(Saved data entries)
○ ○ ○ ○

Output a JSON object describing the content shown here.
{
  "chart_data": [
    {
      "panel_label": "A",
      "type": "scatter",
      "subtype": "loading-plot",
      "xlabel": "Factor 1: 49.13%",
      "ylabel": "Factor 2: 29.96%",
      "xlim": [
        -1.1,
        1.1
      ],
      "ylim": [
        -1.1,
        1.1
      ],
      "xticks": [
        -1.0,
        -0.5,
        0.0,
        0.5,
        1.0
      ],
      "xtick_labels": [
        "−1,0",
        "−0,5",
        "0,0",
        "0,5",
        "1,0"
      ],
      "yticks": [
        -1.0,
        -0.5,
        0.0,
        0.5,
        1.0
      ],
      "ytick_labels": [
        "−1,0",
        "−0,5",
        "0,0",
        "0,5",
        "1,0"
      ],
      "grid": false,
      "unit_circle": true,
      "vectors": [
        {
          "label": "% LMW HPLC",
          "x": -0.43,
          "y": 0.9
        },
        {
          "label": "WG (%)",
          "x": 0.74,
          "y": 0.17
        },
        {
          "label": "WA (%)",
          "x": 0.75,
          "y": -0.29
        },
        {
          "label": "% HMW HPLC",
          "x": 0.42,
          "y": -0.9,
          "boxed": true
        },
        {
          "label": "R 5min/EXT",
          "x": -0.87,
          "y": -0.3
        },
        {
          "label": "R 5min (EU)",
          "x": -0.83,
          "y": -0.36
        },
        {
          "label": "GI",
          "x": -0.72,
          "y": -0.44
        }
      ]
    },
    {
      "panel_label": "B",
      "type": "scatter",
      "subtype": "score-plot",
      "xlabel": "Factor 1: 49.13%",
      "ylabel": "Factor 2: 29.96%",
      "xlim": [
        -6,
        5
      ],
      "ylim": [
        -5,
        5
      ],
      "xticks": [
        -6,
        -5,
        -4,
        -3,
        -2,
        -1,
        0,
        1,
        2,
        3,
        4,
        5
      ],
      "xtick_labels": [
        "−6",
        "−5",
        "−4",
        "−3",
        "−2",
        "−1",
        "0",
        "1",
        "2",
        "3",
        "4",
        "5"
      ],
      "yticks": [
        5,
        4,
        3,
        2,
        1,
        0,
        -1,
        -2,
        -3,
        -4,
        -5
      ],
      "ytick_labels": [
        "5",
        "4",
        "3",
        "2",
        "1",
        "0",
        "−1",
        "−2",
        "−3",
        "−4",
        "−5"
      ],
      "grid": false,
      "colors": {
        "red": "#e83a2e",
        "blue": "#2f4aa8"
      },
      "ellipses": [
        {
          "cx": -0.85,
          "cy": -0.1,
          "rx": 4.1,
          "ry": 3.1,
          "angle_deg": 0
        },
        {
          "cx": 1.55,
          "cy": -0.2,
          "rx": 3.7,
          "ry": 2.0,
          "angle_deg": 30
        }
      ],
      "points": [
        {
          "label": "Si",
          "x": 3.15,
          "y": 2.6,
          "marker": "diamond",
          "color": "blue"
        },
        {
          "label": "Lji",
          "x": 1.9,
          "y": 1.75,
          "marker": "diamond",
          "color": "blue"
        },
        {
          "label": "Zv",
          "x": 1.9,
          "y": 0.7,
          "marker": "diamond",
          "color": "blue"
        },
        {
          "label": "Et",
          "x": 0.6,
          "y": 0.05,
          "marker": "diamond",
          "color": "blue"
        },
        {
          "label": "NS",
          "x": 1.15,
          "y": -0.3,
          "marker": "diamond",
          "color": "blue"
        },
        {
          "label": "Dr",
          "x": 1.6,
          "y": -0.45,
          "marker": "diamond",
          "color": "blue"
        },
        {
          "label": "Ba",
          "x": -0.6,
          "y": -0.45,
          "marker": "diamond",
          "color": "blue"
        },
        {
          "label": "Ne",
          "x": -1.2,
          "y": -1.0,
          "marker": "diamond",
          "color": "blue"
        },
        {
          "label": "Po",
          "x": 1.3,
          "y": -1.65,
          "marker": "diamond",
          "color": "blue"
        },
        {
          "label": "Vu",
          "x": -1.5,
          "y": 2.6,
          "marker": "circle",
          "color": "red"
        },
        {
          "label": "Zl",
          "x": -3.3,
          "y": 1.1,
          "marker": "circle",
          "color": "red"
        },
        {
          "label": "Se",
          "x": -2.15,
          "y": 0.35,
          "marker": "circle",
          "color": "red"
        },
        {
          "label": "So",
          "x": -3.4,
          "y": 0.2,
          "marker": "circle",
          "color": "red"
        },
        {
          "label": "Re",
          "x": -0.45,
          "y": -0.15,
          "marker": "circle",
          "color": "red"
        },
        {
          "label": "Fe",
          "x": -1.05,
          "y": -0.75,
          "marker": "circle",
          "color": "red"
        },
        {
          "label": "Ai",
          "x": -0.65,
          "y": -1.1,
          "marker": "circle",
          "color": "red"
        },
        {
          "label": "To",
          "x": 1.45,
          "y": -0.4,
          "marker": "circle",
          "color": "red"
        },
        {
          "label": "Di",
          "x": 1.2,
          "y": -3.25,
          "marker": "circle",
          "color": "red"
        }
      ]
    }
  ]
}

○ ○ ○ ○

What to produce
Please repeat the listing exactly, with nothing left out.

The output
Output a JSON object describing the content shown here.
{
  "chart_data": [
    {
      "panel_label": "A",
      "type": "scatter",
      "subtype": "loading-plot",
      "xlabel": "Factor 1: 49.13%",
      "ylabel": "Factor 2: 29.96%",
      "xlim": [
        -1.1,
        1.1
      ],
      "ylim": [
        -1.1,
        1.1
      ],
      "xticks": [
        -1.0,
        -0.5,
        0.0,
        0.5,
        1.0
      ],
      "xtick_labels": [
        "−1,0",
        "−0,5",
        "0,0",
        "0,5",
        "1,0"
      ],
      "yticks": [
        -1.0,
        -0.5,
        0.0,
        0.5,
        1.0
      ],
      "ytick_labels": [
        "−1,0",
        "−0,5",
        "0,0",
        "0,5",
        "1,0"
      ],
      "grid": false,
      "unit_circle": true,
      "vectors": [
        {
          "label": "% LMW HPLC",
          "x": -0.43,
          "y": 0.9
        },
        {
          "label": "WG (%)",
          "x": 0.74,
          "y": 0.17
        },
        {
          "label": "WA (%)",
          "x": 0.75,
          "y": -0.29
        },
        {
          "label": "% HMW HPLC",
          "x": 0.42,
          "y": -0.9,
          "boxed": true
        },
        {
          "label": "R 5min/EXT",
          "x": -0.87,
          "y": -0.3
        },
        {
          "label": "R 5min (EU)",
          "x": -0.83,
          "y": -0.36
        },
        {
          "label": "GI",
          "x": -0.72,
          "y": -0.44
        }
      ]
    },
    {
      "panel_label": "B",
      "type": "scatter",
      "subtype": "score-plot",
      "xlabel": "Factor 1: 49.13%",
      "ylabel": "Factor 2: 29.96%",
      "xlim": [
        -6,
        5
      ],
      "ylim": [
        -5,
        5
      ],
      "xticks": [
        -6,
        -5,
        -4,
        -3,
        -2,
        -1,
        0,
        1,
        2,
        3,
        4,
        5
      ],
      "xtick_labels": [
        "−6",
        "−5",
        "−4",
        "−3",
        "−2",
        "−1",
        "0",
        "1",
        "2",
        "3",
        "4",
        "5"
      ],
      "yticks": [
        5,
        4,
        3,
        2,
        1,
        0,
        -1,
        -2,
        -3,
        -4,
        -5
      ],
      "ytick_labels": [
        "5",
        "4",
        "3",
        "2",
        "1",
        "0",
        "−1",
        "−2",
        "−3",
        "−4",
        "−5"
      ],
      "grid": false,
      "colors": {
        "red": "#e83a2e",
        "blue": "#2f4aa8"
      },
      "ellipses": [
        {
          "cx": -0.85,
          "cy": -0.1,
          "rx": 4.1,
          "ry": 3.1,
          "angle_deg": 0
        },
        {
          "cx": 1.55,
          "cy": -0.2,
          "rx": 3.7,
          "ry": 2.0,
          "angle_deg": 30
        }
      ],
      "points": [
        {
          "label": "Si",
          "x": 3.15,
          "y": 2.6,
          "marker": "diamond",
          "color": "blue"
        },
        {
          "label": "Lji",
          "x": 1.9,
          "y": 1.75,
          "marker": "diamond",
          "color": "blue"
        },
        {
          "label": "Zv",
          "x": 1.9,
          "y": 0.7,
          "marker": "diamond",
          "color": "blue"
        },
        {
          "label": "Et",
          "x": 0.6,
          "y": 0.05,
          "marker": "diamond",
          "color": "blue"
        },
        {
          "label": "NS",
          "x": 1.15,
          "y": -0.3,
          "marker": "diamond",
          "color": "blue"
        },
        {
          "label": "Dr",
          "x": 1.6,
          "y": -0.45,
          "marker": "diamond",
          "color": "blue"
        },
        {
          "label": "Ba",
          "x": -0.6,
          "y": -0.45,
          "marker": "diamond",
          "color": "blue"
        },
        {
          "label": "Ne",
          "x": -1.2,
          "y": -1.0,
          "marker": "diamond",
          "color": "blue"
        },
        {
          "label": "Po",
          "x": 1.3,
          "y": -1.65,
          "marker": "diamond",
          "color": "blue"
        },
        {
          "label": "Vu",
          "x": -1.5,
          "y": 2.6,
          "marker": "circle",
          "color": "red"
        },
        {
          "label": "Zl",
          "x": -3.3,
          "y": 1.1,
          "marker": "circle",
          "color": "red"
        },
        {
          "label": "Se",
          "x": -2.15,
          "y": 0.35,
          "marker": "circle",
          "color": "red"
        },
        {
          "label": "So",
          "x": -3.4,
          "y": 0.2,
          "marker": "circle",
          "color": "red"
        },
        {
          "label": "Re",
          "x": -0.45,
          "y": -0.15,
          "marker": "circle",
          "color": "red"
        },
        {
          "label": "Fe",
          "x": -1.05,
          "y": -0.75,
          "marker": "circle",
          "color": "red"
        },
        {
          "label": "Ai",
          "x": -0.65,
          "y": -1.1,
          "marker": "circle",
          "color": "red"
        },
        {
          "label": "To",
          "x": 1.45,
          "y": -0.4,
          "marker": "circle",
          "color": "red"
        },
        {
          "label": "Di",
          "x": 1.2,
          "y": -3.25,
          "marker": "circle",
          "color": "red"
        }
      ]
    }
  ]
}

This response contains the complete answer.